Exactly repeat all the records below, omitting the images they hold.

- **Data entries**:
___

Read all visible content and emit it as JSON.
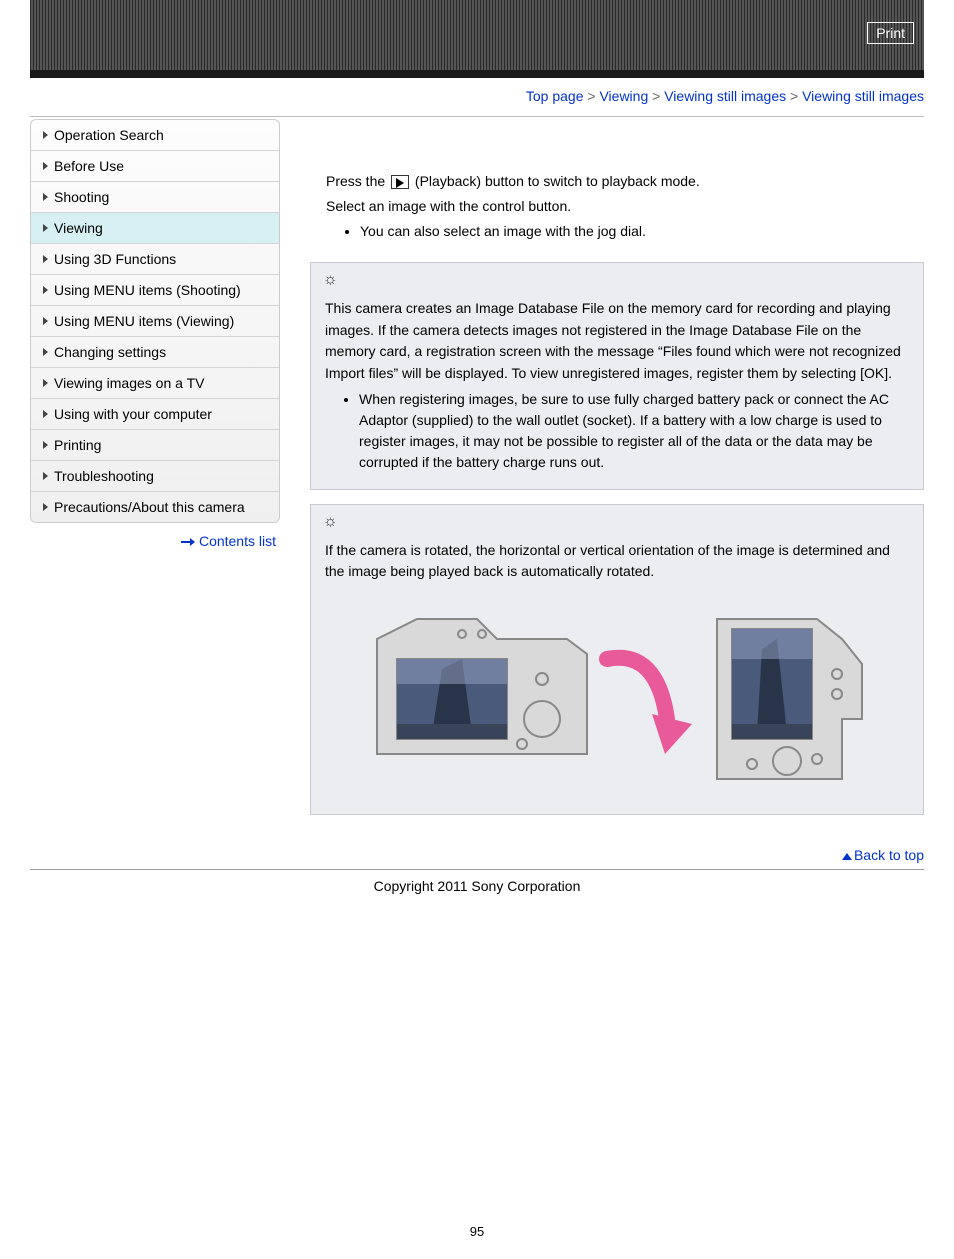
{
  "header": {
    "print": "Print"
  },
  "breadcrumb": {
    "top": "Top page",
    "sep": ">",
    "viewing": "Viewing",
    "still": "Viewing still images",
    "current": "Viewing still images"
  },
  "sidebar": {
    "items": [
      {
        "label": "Operation Search"
      },
      {
        "label": "Before Use"
      },
      {
        "label": "Shooting"
      },
      {
        "label": "Viewing",
        "active": true
      },
      {
        "label": "Using 3D Functions"
      },
      {
        "label": "Using MENU items (Shooting)"
      },
      {
        "label": "Using MENU items (Viewing)"
      },
      {
        "label": "Changing settings"
      },
      {
        "label": "Viewing images on a TV"
      },
      {
        "label": "Using with your computer"
      },
      {
        "label": "Printing"
      },
      {
        "label": "Troubleshooting"
      },
      {
        "label": "Precautions/About this camera"
      }
    ],
    "contents_link": "Contents list"
  },
  "content": {
    "press_before": "Press the ",
    "press_after": "(Playback) button to switch to playback mode.",
    "select": "Select an image with the control button.",
    "select_bullet": "You can also select an image with the jog dial.",
    "tip1_text": "This camera creates an Image Database File on the memory card for recording and playing images. If the camera detects images not registered in the Image Database File on the memory card, a registration screen with the message “Files found which were not recognized Import files” will be displayed. To view unregistered images, register them by selecting [OK].",
    "tip1_bullet": "When registering images, be sure to use fully charged battery pack or connect the AC Adaptor (supplied) to the wall outlet (socket). If a battery with a low charge is used to register images, it may not be possible to register all of the data or the data may be corrupted if the battery charge runs out.",
    "tip2_text": "If the camera is rotated, the horizontal or vertical orientation of the image is determined and the image being played back is automatically rotated."
  },
  "footer": {
    "back_to_top": "Back to top",
    "copyright": "Copyright 2011 Sony Corporation",
    "page_num": "95"
  }
}
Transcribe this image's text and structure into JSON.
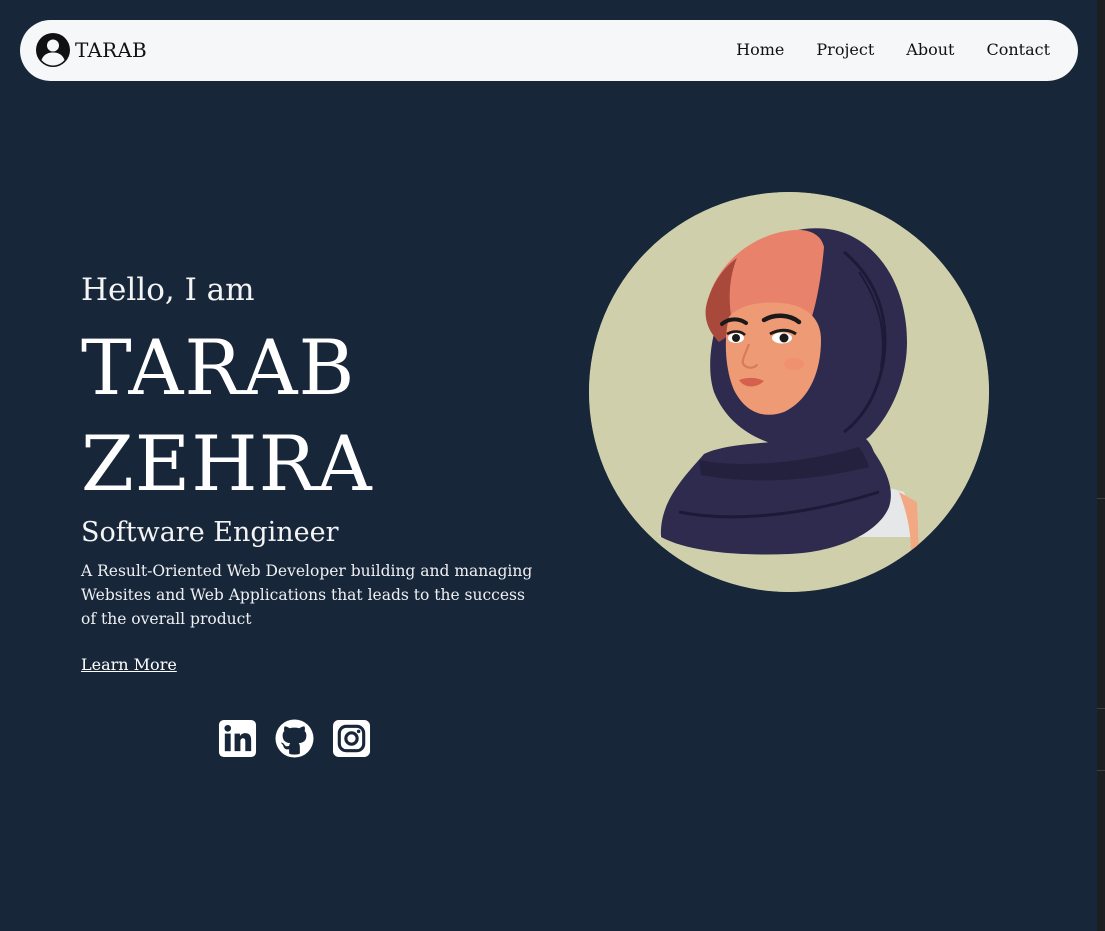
{
  "nav": {
    "brand": "TARAB",
    "brand_icon": "user-circle-icon",
    "links": [
      "Home",
      "Project",
      "About",
      "Contact"
    ]
  },
  "hero": {
    "greeting": "Hello, I am",
    "first_name": "TARAB",
    "last_name": "ZEHRA",
    "role": "Software Engineer",
    "description": "A Result-Oriented Web Developer building and managing Websites and Web Applications that leads to the success of the overall product",
    "cta": "Learn More"
  },
  "socials": [
    "linkedin-icon",
    "github-icon",
    "instagram-icon"
  ],
  "colors": {
    "background": "#18263a",
    "navbar": "#f6f7f9",
    "avatar_bg": "#cfd0ab",
    "hijab": "#2e2b4f",
    "skin": "#ee9a74",
    "headscarf_inner": "#e8826a"
  }
}
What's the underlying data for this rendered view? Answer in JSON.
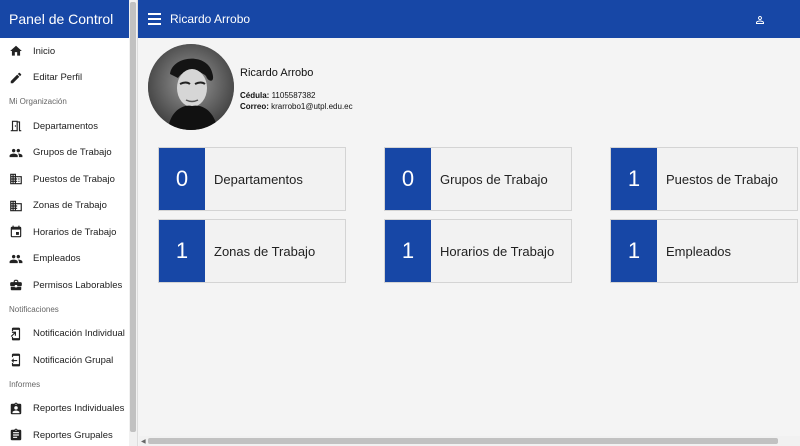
{
  "sidebar": {
    "title": "Panel de Control",
    "items": [
      {
        "type": "item",
        "label": "Inicio",
        "icon": "home-icon"
      },
      {
        "type": "item",
        "label": "Editar Perfil",
        "icon": "pencil-icon"
      },
      {
        "type": "section",
        "label": "Mi Organización"
      },
      {
        "type": "item",
        "label": "Departamentos",
        "icon": "door-icon"
      },
      {
        "type": "item",
        "label": "Grupos de Trabajo",
        "icon": "people-icon"
      },
      {
        "type": "item",
        "label": "Puestos de Trabajo",
        "icon": "business-icon"
      },
      {
        "type": "item",
        "label": "Zonas de Trabajo",
        "icon": "domain-icon"
      },
      {
        "type": "item",
        "label": "Horarios de Trabajo",
        "icon": "calendar-icon"
      },
      {
        "type": "item",
        "label": "Empleados",
        "icon": "people-icon"
      },
      {
        "type": "item",
        "label": "Permisos Laborables",
        "icon": "briefcase-icon"
      },
      {
        "type": "section",
        "label": "Notificaciones"
      },
      {
        "type": "item",
        "label": "Notificación Individual",
        "icon": "phone-forward-icon"
      },
      {
        "type": "item",
        "label": "Notificación Grupal",
        "icon": "phone-sync-icon"
      },
      {
        "type": "section",
        "label": "Informes"
      },
      {
        "type": "item",
        "label": "Reportes Individuales",
        "icon": "assignment-ind-icon"
      },
      {
        "type": "item",
        "label": "Reportes Grupales",
        "icon": "assignment-icon"
      }
    ]
  },
  "topbar": {
    "title": "Ricardo Arrobo"
  },
  "profile": {
    "name": "Ricardo Arrobo",
    "cedula_label": "Cédula:",
    "cedula_value": "1105587382",
    "correo_label": "Correo:",
    "correo_value": "krarrobo1@utpl.edu.ec"
  },
  "cards": [
    {
      "value": "0",
      "label": "Departamentos"
    },
    {
      "value": "0",
      "label": "Grupos de Trabajo"
    },
    {
      "value": "1",
      "label": "Puestos de Trabajo"
    },
    {
      "value": "1",
      "label": "Zonas de Trabajo"
    },
    {
      "value": "1",
      "label": "Horarios de Trabajo"
    },
    {
      "value": "1",
      "label": "Empleados"
    }
  ],
  "colors": {
    "primary": "#1747a6",
    "background": "#f4f4f4"
  }
}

___

- **Solution**:
Read all visible content and emit it as JSON.
{
  "header": {
    "print": "Print"
  },
  "breadcrumb": {
    "top": "Top page",
    "sep": ">",
    "viewing": "Viewing",
    "still": "Viewing still images",
    "current": "Viewing still images"
  },
  "sidebar": {
    "items": [
      {
        "label": "Operation Search"
      },
      {
        "label": "Before Use"
      },
      {
        "label": "Shooting"
      },
      {
        "label": "Viewing",
        "active": true
      },
      {
        "label": "Using 3D Functions"
      },
      {
        "label": "Using MENU items (Shooting)"
      },
      {
        "label": "Using MENU items (Viewing)"
      },
      {
        "label": "Changing settings"
      },
      {
        "label": "Viewing images on a TV"
      },
      {
        "label": "Using with your computer"
      },
      {
        "label": "Printing"
      },
      {
        "label": "Troubleshooting"
      },
      {
        "label": "Precautions/About this camera"
      }
    ],
    "contents_link": "Contents list"
  },
  "content": {
    "press_before": "Press the ",
    "press_after": "(Playback) button to switch to playback mode.",
    "select": "Select an image with the control button.",
    "select_bullet": "You can also select an image with the jog dial.",
    "tip1_text": "This camera creates an Image Database File on the memory card for recording and playing images. If the camera detects images not registered in the Image Database File on the memory card, a registration screen with the message “Files found which were not recognized Import files” will be displayed. To view unregistered images, register them by selecting [OK].",
    "tip1_bullet": "When registering images, be sure to use fully charged battery pack or connect the AC Adaptor (supplied) to the wall outlet (socket). If a battery with a low charge is used to register images, it may not be possible to register all of the data or the data may be corrupted if the battery charge runs out.",
    "tip2_text": "If the camera is rotated, the horizontal or vertical orientation of the image is determined and the image being played back is automatically rotated."
  },
  "footer": {
    "back_to_top": "Back to top",
    "copyright": "Copyright 2011 Sony Corporation",
    "page_num": "95"
  }
}
Transcribe this image's text and structure into JSON.
{
  "nav": {
    "brand": "TARAB",
    "brand_icon": "user-circle-icon",
    "links": [
      "Home",
      "Project",
      "About",
      "Contact"
    ]
  },
  "hero": {
    "greeting": "Hello, I am",
    "first_name": "TARAB",
    "last_name": "ZEHRA",
    "role": "Software Engineer",
    "description": "A Result-Oriented Web Developer building and managing Websites and Web Applications that leads to the success of the overall product",
    "cta": "Learn More"
  },
  "socials": [
    "linkedin-icon",
    "github-icon",
    "instagram-icon"
  ],
  "colors": {
    "background": "#18263a",
    "navbar": "#f6f7f9",
    "avatar_bg": "#cfd0ab",
    "hijab": "#2e2b4f",
    "skin": "#ee9a74",
    "headscarf_inner": "#e8826a"
  }
}
What's the underlying data for this rendered view? Answer in JSON.
{
  "sidebar": {
    "title": "Panel de Control",
    "items": [
      {
        "type": "item",
        "label": "Inicio",
        "icon": "home-icon"
      },
      {
        "type": "item",
        "label": "Editar Perfil",
        "icon": "pencil-icon"
      },
      {
        "type": "section",
        "label": "Mi Organización"
      },
      {
        "type": "item",
        "label": "Departamentos",
        "icon": "door-icon"
      },
      {
        "type": "item",
        "label": "Grupos de Trabajo",
        "icon": "people-icon"
      },
      {
        "type": "item",
        "label": "Puestos de Trabajo",
        "icon": "business-icon"
      },
      {
        "type": "item",
        "label": "Zonas de Trabajo",
        "icon": "domain-icon"
      },
      {
        "type": "item",
        "label": "Horarios de Trabajo",
        "icon": "calendar-icon"
      },
      {
        "type": "item",
        "label": "Empleados",
        "icon": "people-icon"
      },
      {
        "type": "item",
        "label": "Permisos Laborables",
        "icon": "briefcase-icon"
      },
      {
        "type": "section",
        "label": "Notificaciones"
      },
      {
        "type": "item",
        "label": "Notificación Individual",
        "icon": "phone-forward-icon"
      },
      {
        "type": "item",
        "label": "Notificación Grupal",
        "icon": "phone-sync-icon"
      },
      {
        "type": "section",
        "label": "Informes"
      },
      {
        "type": "item",
        "label": "Reportes Individuales",
        "icon": "assignment-ind-icon"
      },
      {
        "type": "item",
        "label": "Reportes Grupales",
        "icon": "assignment-icon"
      }
    ]
  },
  "topbar": {
    "title": "Ricardo Arrobo"
  },
  "profile": {
    "name": "Ricardo Arrobo",
    "cedula_label": "Cédula:",
    "cedula_value": "1105587382",
    "correo_label": "Correo:",
    "correo_value": "krarrobo1@utpl.edu.ec"
  },
  "cards": [
    {
      "value": "0",
      "label": "Departamentos"
    },
    {
      "value": "0",
      "label": "Grupos de Trabajo"
    },
    {
      "value": "1",
      "label": "Puestos de Trabajo"
    },
    {
      "value": "1",
      "label": "Zonas de Trabajo"
    },
    {
      "value": "1",
      "label": "Horarios de Trabajo"
    },
    {
      "value": "1",
      "label": "Empleados"
    }
  ],
  "colors": {
    "primary": "#1747a6",
    "background": "#f4f4f4"
  }
}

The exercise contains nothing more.